Figure record listings:
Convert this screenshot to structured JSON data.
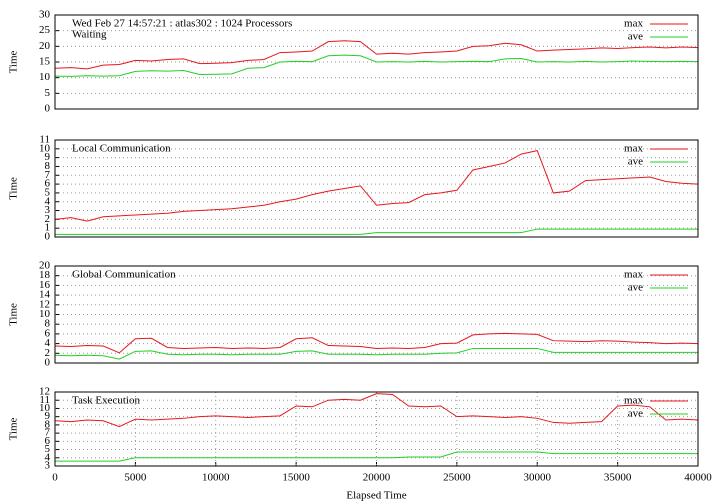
{
  "chart_data": [
    {
      "type": "line",
      "annotation": "Wed Feb 27 14:57:21 : atlas302 : 1024 Processors",
      "title": "Waiting",
      "ylabel": "Time",
      "x": [
        0,
        1000,
        2000,
        3000,
        4000,
        5000,
        6000,
        7000,
        8000,
        9000,
        10000,
        11000,
        12000,
        13000,
        14000,
        15000,
        16000,
        17000,
        18000,
        19000,
        20000,
        21000,
        22000,
        23000,
        24000,
        25000,
        26000,
        27000,
        28000,
        29000,
        30000,
        31000,
        32000,
        33000,
        34000,
        35000,
        36000,
        37000,
        38000,
        39000,
        40000
      ],
      "series": [
        {
          "name": "max",
          "color": "#e8161e",
          "values": [
            13,
            13.2,
            12.8,
            14,
            14.2,
            15.5,
            15.3,
            15.8,
            16,
            14.5,
            14.6,
            14.8,
            15.5,
            15.8,
            18,
            18.2,
            18.5,
            21.5,
            21.8,
            21.5,
            17.5,
            17.8,
            17.5,
            18,
            18.2,
            18.5,
            20,
            20.2,
            21,
            20.5,
            18.5,
            18.8,
            19,
            19.2,
            19.5,
            19.3,
            19.6,
            19.8,
            19.5,
            19.8,
            19.6
          ]
        },
        {
          "name": "ave",
          "color": "#22d022",
          "values": [
            10.5,
            10.4,
            10.6,
            10.5,
            10.6,
            12,
            12.2,
            12.1,
            12.3,
            11,
            11.1,
            11.2,
            13,
            13.2,
            15,
            15.2,
            15.1,
            17,
            17.2,
            17,
            15,
            15.1,
            15,
            15.2,
            15,
            15.1,
            15.2,
            15.1,
            16,
            16.1,
            15,
            15.1,
            15,
            15.2,
            15,
            15.1,
            15.3,
            15.2,
            15.1,
            15.2,
            15.1
          ]
        }
      ],
      "xlim": [
        0,
        40000
      ],
      "ylim": [
        0,
        30
      ],
      "yticks": [
        0,
        5,
        10,
        15,
        20,
        25,
        30
      ],
      "grid": "y",
      "legend": "upper right"
    },
    {
      "type": "line",
      "title": "Local Communication",
      "ylabel": "Time",
      "x": [
        0,
        1000,
        2000,
        3000,
        4000,
        5000,
        6000,
        7000,
        8000,
        9000,
        10000,
        11000,
        12000,
        13000,
        14000,
        15000,
        16000,
        17000,
        18000,
        19000,
        20000,
        21000,
        22000,
        23000,
        24000,
        25000,
        26000,
        27000,
        28000,
        29000,
        30000,
        31000,
        32000,
        33000,
        34000,
        35000,
        36000,
        37000,
        38000,
        39000,
        40000
      ],
      "series": [
        {
          "name": "max",
          "color": "#e8161e",
          "values": [
            2,
            2.2,
            1.8,
            2.3,
            2.4,
            2.5,
            2.6,
            2.7,
            2.9,
            3,
            3.1,
            3.2,
            3.4,
            3.6,
            4,
            4.3,
            4.8,
            5.2,
            5.5,
            5.8,
            3.6,
            3.8,
            3.9,
            4.8,
            5,
            5.3,
            7.6,
            8,
            8.4,
            9.4,
            9.8,
            5,
            5.2,
            6.4,
            6.5,
            6.6,
            6.7,
            6.8,
            6.3,
            6.1,
            6
          ]
        },
        {
          "name": "ave",
          "color": "#22d022",
          "values": [
            0.3,
            0.3,
            0.3,
            0.3,
            0.3,
            0.3,
            0.3,
            0.3,
            0.3,
            0.3,
            0.3,
            0.3,
            0.3,
            0.3,
            0.3,
            0.3,
            0.3,
            0.3,
            0.3,
            0.3,
            0.5,
            0.5,
            0.5,
            0.5,
            0.5,
            0.5,
            0.5,
            0.5,
            0.5,
            0.5,
            0.9,
            0.9,
            0.9,
            0.9,
            0.9,
            0.9,
            0.9,
            0.9,
            0.9,
            0.9,
            0.9
          ]
        }
      ],
      "xlim": [
        0,
        40000
      ],
      "ylim": [
        0,
        11
      ],
      "yticks": [
        0,
        1,
        2,
        3,
        4,
        5,
        6,
        7,
        8,
        9,
        10,
        11
      ],
      "grid": "y",
      "legend": "upper right"
    },
    {
      "type": "line",
      "title": "Global Communication",
      "ylabel": "Time",
      "x": [
        0,
        1000,
        2000,
        3000,
        4000,
        5000,
        6000,
        7000,
        8000,
        9000,
        10000,
        11000,
        12000,
        13000,
        14000,
        15000,
        16000,
        17000,
        18000,
        19000,
        20000,
        21000,
        22000,
        23000,
        24000,
        25000,
        26000,
        27000,
        28000,
        29000,
        30000,
        31000,
        32000,
        33000,
        34000,
        35000,
        36000,
        37000,
        38000,
        39000,
        40000
      ],
      "series": [
        {
          "name": "max",
          "color": "#e8161e",
          "values": [
            3.5,
            3.4,
            3.6,
            3.5,
            2.1,
            5,
            5.1,
            3.2,
            3,
            3.1,
            3.2,
            3,
            3.1,
            3,
            3.2,
            5,
            5.2,
            3.6,
            3.5,
            3.4,
            3,
            3.1,
            3,
            3.2,
            4,
            4.1,
            5.8,
            6,
            6.1,
            6,
            5.9,
            4.6,
            4.5,
            4.4,
            4.6,
            4.5,
            4.3,
            4.2,
            4,
            4.1,
            4
          ]
        },
        {
          "name": "ave",
          "color": "#22d022",
          "values": [
            1.6,
            1.5,
            1.6,
            1.5,
            0.8,
            2.4,
            2.5,
            1.8,
            1.7,
            1.8,
            1.8,
            1.7,
            1.8,
            1.8,
            1.8,
            2.4,
            2.5,
            1.8,
            1.8,
            1.8,
            1.7,
            1.8,
            1.8,
            1.8,
            2,
            2.1,
            3,
            3,
            3,
            3,
            3,
            2.2,
            2.2,
            2.2,
            2.2,
            2.2,
            2.2,
            2.2,
            2.2,
            2.2,
            2.2
          ]
        }
      ],
      "xlim": [
        0,
        40000
      ],
      "ylim": [
        0,
        20
      ],
      "yticks": [
        0,
        2,
        4,
        6,
        8,
        10,
        12,
        14,
        16,
        18,
        20
      ],
      "grid": "y",
      "legend": "upper right"
    },
    {
      "type": "line",
      "title": "Task Execution",
      "ylabel": "Time",
      "xlabel": "Elapsed Time",
      "x": [
        0,
        1000,
        2000,
        3000,
        4000,
        5000,
        6000,
        7000,
        8000,
        9000,
        10000,
        11000,
        12000,
        13000,
        14000,
        15000,
        16000,
        17000,
        18000,
        19000,
        20000,
        21000,
        22000,
        23000,
        24000,
        25000,
        26000,
        27000,
        28000,
        29000,
        30000,
        31000,
        32000,
        33000,
        34000,
        35000,
        36000,
        37000,
        38000,
        39000,
        40000
      ],
      "series": [
        {
          "name": "max",
          "color": "#e8161e",
          "values": [
            8.5,
            8.4,
            8.6,
            8.5,
            7.8,
            8.7,
            8.6,
            8.7,
            8.8,
            9,
            9.1,
            9,
            8.9,
            9,
            9.1,
            10.3,
            10.2,
            11,
            11.1,
            11,
            11.8,
            11.7,
            10.3,
            10.2,
            10.3,
            9,
            9.1,
            9,
            8.9,
            9,
            8.8,
            8.3,
            8.2,
            8.3,
            8.4,
            10.3,
            10.4,
            10.2,
            8.6,
            8.7,
            8.6
          ]
        },
        {
          "name": "ave",
          "color": "#22d022",
          "values": [
            3.6,
            3.6,
            3.6,
            3.6,
            3.6,
            4,
            4,
            4,
            4,
            4,
            4,
            4,
            4,
            4,
            4,
            4,
            4,
            4,
            4,
            4,
            4,
            4,
            4.1,
            4.1,
            4.1,
            4.7,
            4.7,
            4.7,
            4.7,
            4.7,
            4.7,
            4.5,
            4.5,
            4.5,
            4.5,
            4.5,
            4.5,
            4.5,
            4.5,
            4.5,
            4.5
          ]
        }
      ],
      "xlim": [
        0,
        40000
      ],
      "ylim": [
        3,
        12
      ],
      "yticks": [
        3,
        4,
        5,
        6,
        7,
        8,
        9,
        10,
        11,
        12
      ],
      "xticks": [
        0,
        5000,
        10000,
        15000,
        20000,
        25000,
        30000,
        35000,
        40000
      ],
      "grid": "both",
      "legend": "upper right"
    }
  ]
}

> [INSTRUCTIONS TO FOLLOW]:
Pull out each line of the listing that holds the string "Communication".

> [EXERCISE OUTPUT]:
      "title": "Local Communication",
      "title": "Global Communication",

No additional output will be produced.